> _WHAT IS BEING ASKED_: Every line that contains the word "trong" should be copied out.

Items from a data source:
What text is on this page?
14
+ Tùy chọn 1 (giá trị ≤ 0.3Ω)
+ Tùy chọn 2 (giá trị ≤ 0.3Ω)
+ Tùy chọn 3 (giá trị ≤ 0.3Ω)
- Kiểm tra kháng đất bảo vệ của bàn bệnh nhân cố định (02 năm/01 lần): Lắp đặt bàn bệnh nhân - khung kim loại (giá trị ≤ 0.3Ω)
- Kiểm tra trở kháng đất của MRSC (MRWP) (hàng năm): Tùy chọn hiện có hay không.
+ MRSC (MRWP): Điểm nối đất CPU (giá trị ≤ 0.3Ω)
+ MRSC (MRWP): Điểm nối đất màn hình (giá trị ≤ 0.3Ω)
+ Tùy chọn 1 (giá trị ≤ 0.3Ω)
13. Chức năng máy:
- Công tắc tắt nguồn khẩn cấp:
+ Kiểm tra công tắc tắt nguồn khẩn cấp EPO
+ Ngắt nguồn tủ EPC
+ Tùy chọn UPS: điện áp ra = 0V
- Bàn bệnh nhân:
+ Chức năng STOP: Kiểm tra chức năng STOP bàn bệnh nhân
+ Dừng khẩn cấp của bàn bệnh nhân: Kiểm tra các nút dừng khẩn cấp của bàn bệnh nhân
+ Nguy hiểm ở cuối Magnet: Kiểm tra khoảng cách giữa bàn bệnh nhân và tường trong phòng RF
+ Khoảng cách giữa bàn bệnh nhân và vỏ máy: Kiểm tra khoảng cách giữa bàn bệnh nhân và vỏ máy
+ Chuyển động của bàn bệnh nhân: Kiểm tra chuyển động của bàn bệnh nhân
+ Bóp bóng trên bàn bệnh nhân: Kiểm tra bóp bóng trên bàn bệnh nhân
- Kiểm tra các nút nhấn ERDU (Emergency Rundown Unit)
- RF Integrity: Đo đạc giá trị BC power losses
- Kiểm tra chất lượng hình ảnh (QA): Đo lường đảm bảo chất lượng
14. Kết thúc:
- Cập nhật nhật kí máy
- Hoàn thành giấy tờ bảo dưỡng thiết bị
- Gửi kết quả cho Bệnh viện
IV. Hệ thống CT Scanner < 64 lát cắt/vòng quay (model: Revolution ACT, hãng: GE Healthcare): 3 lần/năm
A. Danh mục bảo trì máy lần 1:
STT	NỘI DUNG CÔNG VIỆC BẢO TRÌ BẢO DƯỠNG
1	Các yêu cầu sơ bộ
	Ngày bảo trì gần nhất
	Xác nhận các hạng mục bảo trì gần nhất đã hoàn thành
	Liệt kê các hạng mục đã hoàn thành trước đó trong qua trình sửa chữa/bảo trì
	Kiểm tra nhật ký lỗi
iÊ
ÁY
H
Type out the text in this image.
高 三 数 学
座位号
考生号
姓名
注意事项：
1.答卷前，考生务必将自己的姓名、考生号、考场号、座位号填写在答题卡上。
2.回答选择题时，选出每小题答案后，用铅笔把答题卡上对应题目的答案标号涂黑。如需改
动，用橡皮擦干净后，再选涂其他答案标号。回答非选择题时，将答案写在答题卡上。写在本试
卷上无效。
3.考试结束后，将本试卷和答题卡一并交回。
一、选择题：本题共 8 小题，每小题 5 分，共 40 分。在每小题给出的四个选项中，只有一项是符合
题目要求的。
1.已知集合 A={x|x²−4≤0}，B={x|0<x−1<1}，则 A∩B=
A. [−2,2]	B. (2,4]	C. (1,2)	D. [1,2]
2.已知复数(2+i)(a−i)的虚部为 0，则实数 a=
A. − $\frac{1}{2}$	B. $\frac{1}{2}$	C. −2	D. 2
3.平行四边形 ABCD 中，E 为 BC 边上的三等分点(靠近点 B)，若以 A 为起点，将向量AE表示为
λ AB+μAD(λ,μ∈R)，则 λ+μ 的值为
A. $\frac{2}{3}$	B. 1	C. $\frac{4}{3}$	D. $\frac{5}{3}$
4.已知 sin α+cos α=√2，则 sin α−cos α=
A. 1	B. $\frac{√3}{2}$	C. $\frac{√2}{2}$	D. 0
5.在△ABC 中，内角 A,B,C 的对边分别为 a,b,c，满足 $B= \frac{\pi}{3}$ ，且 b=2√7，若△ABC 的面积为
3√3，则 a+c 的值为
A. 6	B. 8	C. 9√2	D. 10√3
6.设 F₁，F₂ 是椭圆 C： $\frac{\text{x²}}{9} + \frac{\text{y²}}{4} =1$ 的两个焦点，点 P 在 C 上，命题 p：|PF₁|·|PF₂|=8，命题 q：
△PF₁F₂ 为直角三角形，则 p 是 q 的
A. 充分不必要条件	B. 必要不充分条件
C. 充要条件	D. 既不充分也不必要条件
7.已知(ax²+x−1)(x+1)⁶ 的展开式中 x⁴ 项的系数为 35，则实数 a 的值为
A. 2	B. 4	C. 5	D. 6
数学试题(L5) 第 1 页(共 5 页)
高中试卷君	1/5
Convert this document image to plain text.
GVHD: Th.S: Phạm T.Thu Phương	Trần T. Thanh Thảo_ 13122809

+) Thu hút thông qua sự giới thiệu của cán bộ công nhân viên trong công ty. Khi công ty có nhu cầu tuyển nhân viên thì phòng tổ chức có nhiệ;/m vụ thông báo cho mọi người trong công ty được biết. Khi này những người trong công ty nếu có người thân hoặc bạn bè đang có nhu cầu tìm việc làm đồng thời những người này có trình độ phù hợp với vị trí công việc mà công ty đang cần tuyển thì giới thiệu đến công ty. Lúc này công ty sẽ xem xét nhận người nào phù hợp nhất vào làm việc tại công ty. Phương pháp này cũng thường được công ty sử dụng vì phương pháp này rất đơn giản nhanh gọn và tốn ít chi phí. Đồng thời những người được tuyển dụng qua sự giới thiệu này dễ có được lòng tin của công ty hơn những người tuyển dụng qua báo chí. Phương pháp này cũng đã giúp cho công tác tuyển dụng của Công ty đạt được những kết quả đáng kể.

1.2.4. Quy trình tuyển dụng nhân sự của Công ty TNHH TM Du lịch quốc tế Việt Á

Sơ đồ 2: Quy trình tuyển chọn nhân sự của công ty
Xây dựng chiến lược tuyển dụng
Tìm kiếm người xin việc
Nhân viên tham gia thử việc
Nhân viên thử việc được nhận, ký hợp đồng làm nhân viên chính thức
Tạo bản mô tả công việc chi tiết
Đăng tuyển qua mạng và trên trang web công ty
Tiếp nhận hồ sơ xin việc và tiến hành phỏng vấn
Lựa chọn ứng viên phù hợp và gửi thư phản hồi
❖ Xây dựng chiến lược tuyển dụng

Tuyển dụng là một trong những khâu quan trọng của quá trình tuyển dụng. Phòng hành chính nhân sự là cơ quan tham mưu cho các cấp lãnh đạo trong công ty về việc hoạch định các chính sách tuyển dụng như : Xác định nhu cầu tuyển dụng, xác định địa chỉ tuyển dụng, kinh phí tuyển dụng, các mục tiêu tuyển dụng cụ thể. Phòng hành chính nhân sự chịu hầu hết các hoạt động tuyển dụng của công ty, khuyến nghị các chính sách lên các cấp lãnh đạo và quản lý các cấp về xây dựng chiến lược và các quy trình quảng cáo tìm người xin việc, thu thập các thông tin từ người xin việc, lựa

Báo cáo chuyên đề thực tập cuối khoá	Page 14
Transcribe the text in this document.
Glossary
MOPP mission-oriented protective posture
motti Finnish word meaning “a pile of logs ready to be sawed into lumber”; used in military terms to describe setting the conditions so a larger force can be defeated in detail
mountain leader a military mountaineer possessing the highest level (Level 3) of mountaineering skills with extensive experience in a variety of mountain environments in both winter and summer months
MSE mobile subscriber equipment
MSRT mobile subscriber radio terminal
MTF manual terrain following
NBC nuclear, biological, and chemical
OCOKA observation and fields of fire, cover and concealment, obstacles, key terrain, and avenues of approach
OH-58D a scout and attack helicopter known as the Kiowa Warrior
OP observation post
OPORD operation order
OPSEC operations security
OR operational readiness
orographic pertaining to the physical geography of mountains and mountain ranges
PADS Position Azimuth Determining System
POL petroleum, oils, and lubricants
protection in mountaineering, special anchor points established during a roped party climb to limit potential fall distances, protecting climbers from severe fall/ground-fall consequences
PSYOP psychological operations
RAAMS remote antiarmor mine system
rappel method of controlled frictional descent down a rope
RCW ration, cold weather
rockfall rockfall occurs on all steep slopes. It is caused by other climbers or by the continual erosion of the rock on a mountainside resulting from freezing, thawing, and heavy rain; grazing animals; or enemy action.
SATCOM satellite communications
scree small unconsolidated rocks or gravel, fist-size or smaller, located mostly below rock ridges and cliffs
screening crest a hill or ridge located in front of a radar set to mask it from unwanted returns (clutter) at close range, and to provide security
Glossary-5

> _RESULT OF THIS TASK_:
+ Nguy hiểm ở cuối Magnet: Kiểm tra khoảng cách giữa bàn bệnh nhân và tường trong phòng RF
	Liệt kê các hạng mục đã hoàn thành trước đó trong qua trình sửa chữa/bảo trì
+) Thu hút thông qua sự giới thiệu của cán bộ công nhân viên trong công ty. Khi công ty có nhu cầu tuyển nhân viên thì phòng tổ chức có nhiệ;/m vụ thông báo cho mọi người trong công ty được biết. Khi này những người trong công ty nếu có người thân hoặc bạn bè đang có nhu cầu tìm việc làm đồng thời những người này có trình độ phù hợp với vị trí công việc mà công ty đang cần tuyển thì giới thiệu đến công ty. Lúc này công ty sẽ xem xét nhận người nào phù hợp nhất vào làm việc tại công ty. Phương pháp này cũng thường được công ty sử dụng vì phương pháp này rất đơn giản nhanh gọn và tốn ít chi phí. Đồng thời những người được tuyển dụng qua sự giới thiệu này dễ có được lòng tin của công ty hơn những người tuyển dụng qua báo chí. Phương pháp này cũng đã giúp cho công tác tuyển dụng của Công ty đạt được những kết quả đáng kể.
Tuyển dụng là một trong những khâu quan trọng của quá trình tuyển dụng. Phòng hành chính nhân sự là cơ quan tham mưu cho các cấp lãnh đạo trong công ty về việc hoạch định các chính sách tuyển dụng như : Xác định nhu cầu tuyển dụng, xác định địa chỉ tuyển dụng, kinh phí tuyển dụng, các mục tiêu tuyển dụng cụ thể. Phòng hành chính nhân sự chịu hầu hết các hoạt động tuyển dụng của công ty, khuyến nghị các chính sách lên các cấp lãnh đạo và quản lý các cấp về xây dựng chiến lược và các quy trình quảng cáo tìm người xin việc, thu thập các thông tin từ người xin việc, lựa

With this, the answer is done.